_Given information_:
□ □ □
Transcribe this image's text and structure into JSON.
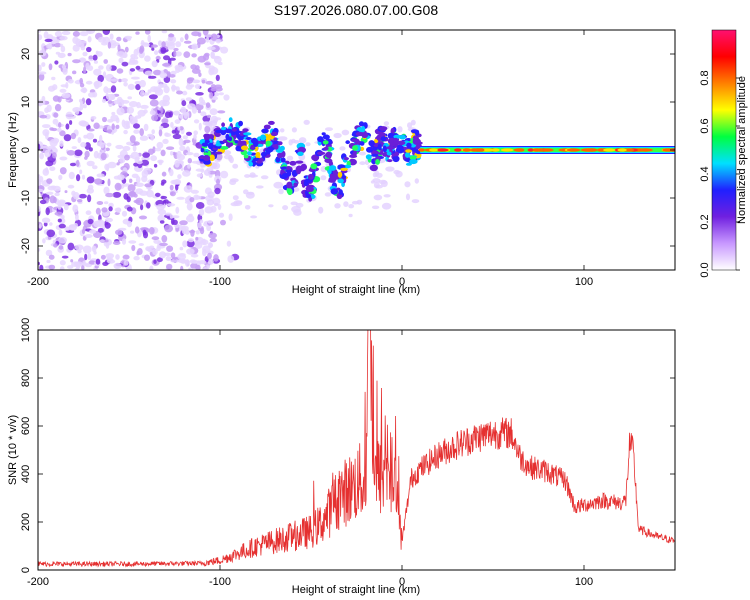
{
  "title": "S197.2026.080.07.00.G08",
  "colors": {
    "snr_line": "#e53030",
    "axis": "#000000"
  },
  "chart_data": [
    {
      "type": "heatmap",
      "name": "spectrogram",
      "xlabel": "Height of straight line (km)",
      "ylabel": "Frequency (Hz)",
      "xlim": [
        -200,
        150
      ],
      "ylim": [
        -25,
        25
      ],
      "xticks": [
        -200,
        -100,
        0,
        100
      ],
      "yticks": [
        -20,
        -10,
        0,
        10,
        20
      ],
      "colorbar": {
        "label": "Normalized spectral amplitude",
        "range": [
          0,
          1
        ],
        "ticks": [
          "0.0",
          "0.2",
          "0.4",
          "0.6",
          "0.8"
        ],
        "stops": [
          "#ffffff",
          "#c898ff",
          "#7020e0",
          "#2020ff",
          "#00e0ff",
          "#00ff40",
          "#ffff00",
          "#ff8000",
          "#ff0000",
          "#ff1070"
        ]
      },
      "features": {
        "noise_region_x": [
          -200,
          -100
        ],
        "signal_band_freq": 0,
        "signal_band_x": [
          10,
          150
        ],
        "scattered_signal_x": [
          -110,
          10
        ]
      }
    },
    {
      "type": "line",
      "name": "snr",
      "xlabel": "Height of straight line (km)",
      "ylabel": "SNR (10 * v/v)",
      "xlim": [
        -200,
        150
      ],
      "ylim": [
        0,
        1000
      ],
      "xticks": [
        -200,
        -100,
        0,
        100
      ],
      "yticks": [
        0,
        200,
        400,
        600,
        800,
        1000
      ],
      "series": [
        {
          "name": "SNR",
          "x": [
            -200,
            -150,
            -110,
            -100,
            -90,
            -80,
            -70,
            -60,
            -50,
            -45,
            -40,
            -35,
            -30,
            -25,
            -20,
            -18,
            -15,
            -10,
            -5,
            0,
            5,
            10,
            20,
            30,
            40,
            50,
            60,
            65,
            70,
            80,
            90,
            95,
            100,
            110,
            120,
            123,
            125,
            127,
            130,
            140,
            150
          ],
          "y": [
            25,
            25,
            28,
            40,
            70,
            100,
            120,
            140,
            160,
            190,
            240,
            300,
            330,
            360,
            380,
            1000,
            380,
            400,
            390,
            120,
            380,
            420,
            480,
            520,
            550,
            570,
            570,
            470,
            430,
            410,
            370,
            260,
            270,
            290,
            280,
            290,
            520,
            500,
            170,
            140,
            120
          ]
        }
      ]
    }
  ]
}
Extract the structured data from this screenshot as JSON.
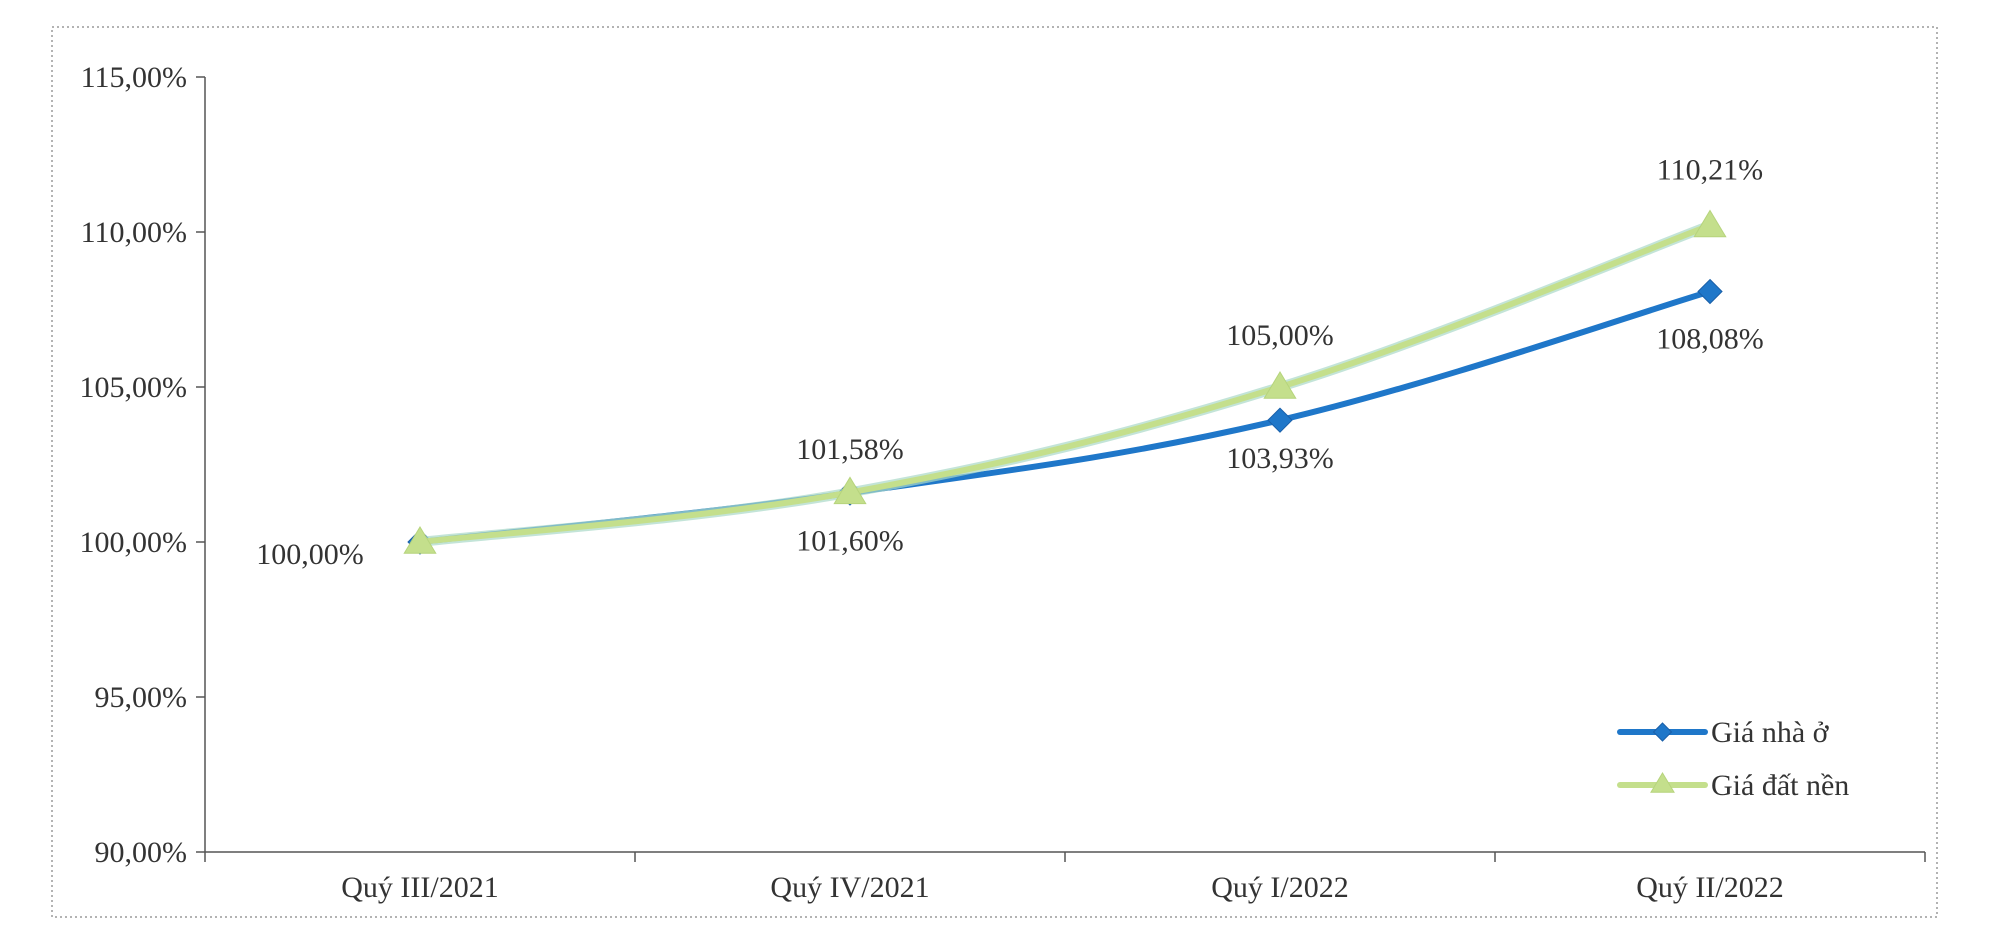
{
  "chart_data": {
    "type": "line",
    "title": "",
    "xlabel": "",
    "ylabel": "",
    "categories": [
      "Quý III/2021",
      "Quý IV/2021",
      "Quý I/2022",
      "Quý II/2022"
    ],
    "ylim": [
      90,
      115
    ],
    "yticks": [
      90,
      95,
      100,
      105,
      110,
      115
    ],
    "ytick_labels": [
      "90,00%",
      "95,00%",
      "100,00%",
      "105,00%",
      "110,00%",
      "115,00%"
    ],
    "grid": false,
    "legend_position": "bottom-right",
    "series": [
      {
        "name": "Giá nhà ở",
        "color": "#1f77c9",
        "marker": "diamond",
        "values": [
          100.0,
          101.58,
          103.93,
          108.08
        ],
        "labels": [
          "",
          "101,58%",
          "103,93%",
          "108,08%"
        ]
      },
      {
        "name": "Giá đất nền",
        "color": "#c4df8c",
        "marker": "triangle",
        "values": [
          100.0,
          101.6,
          105.0,
          110.21
        ],
        "labels": [
          "100,00%",
          "101,60%",
          "105,00%",
          "110,21%"
        ]
      }
    ]
  }
}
□ □ □
_Exercise_:
Reproduce every line from the entries that holds the word "this".

_Solution_:
Transcribe this image's text and structure into JSON.
Extract the structured data from this screenshot as JSON.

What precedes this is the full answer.